▶ _DATA FOR THE TASK_
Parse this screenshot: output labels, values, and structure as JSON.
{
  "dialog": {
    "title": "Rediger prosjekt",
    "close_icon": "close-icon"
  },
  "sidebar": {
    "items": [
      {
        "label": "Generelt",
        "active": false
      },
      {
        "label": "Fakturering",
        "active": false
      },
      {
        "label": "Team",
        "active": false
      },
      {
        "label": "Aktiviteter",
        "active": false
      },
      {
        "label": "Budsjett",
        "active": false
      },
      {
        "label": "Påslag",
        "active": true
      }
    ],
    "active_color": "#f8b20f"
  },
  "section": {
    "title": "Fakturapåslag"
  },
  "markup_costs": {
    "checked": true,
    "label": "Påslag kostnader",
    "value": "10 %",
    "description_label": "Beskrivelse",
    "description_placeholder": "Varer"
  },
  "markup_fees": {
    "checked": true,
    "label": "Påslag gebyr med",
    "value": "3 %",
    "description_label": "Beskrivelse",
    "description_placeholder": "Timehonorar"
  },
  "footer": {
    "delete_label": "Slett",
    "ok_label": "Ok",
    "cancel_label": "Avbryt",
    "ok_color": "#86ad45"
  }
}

▶ _WHAT NEEDS TO BE DONE_
Restate the records, all of them, precisely as written.

▶ _EXPECTED OUTPUT_
Parse this screenshot: output labels, values, and structure as JSON.
{
  "dialog": {
    "title": "Rediger prosjekt",
    "close_icon": "close-icon"
  },
  "sidebar": {
    "items": [
      {
        "label": "Generelt",
        "active": false
      },
      {
        "label": "Fakturering",
        "active": false
      },
      {
        "label": "Team",
        "active": false
      },
      {
        "label": "Aktiviteter",
        "active": false
      },
      {
        "label": "Budsjett",
        "active": false
      },
      {
        "label": "Påslag",
        "active": true
      }
    ],
    "active_color": "#f8b20f"
  },
  "section": {
    "title": "Fakturapåslag"
  },
  "markup_costs": {
    "checked": true,
    "label": "Påslag kostnader",
    "value": "10 %",
    "description_label": "Beskrivelse",
    "description_placeholder": "Varer"
  },
  "markup_fees": {
    "checked": true,
    "label": "Påslag gebyr med",
    "value": "3 %",
    "description_label": "Beskrivelse",
    "description_placeholder": "Timehonorar"
  },
  "footer": {
    "delete_label": "Slett",
    "ok_label": "Ok",
    "cancel_label": "Avbryt",
    "ok_color": "#86ad45"
  }
}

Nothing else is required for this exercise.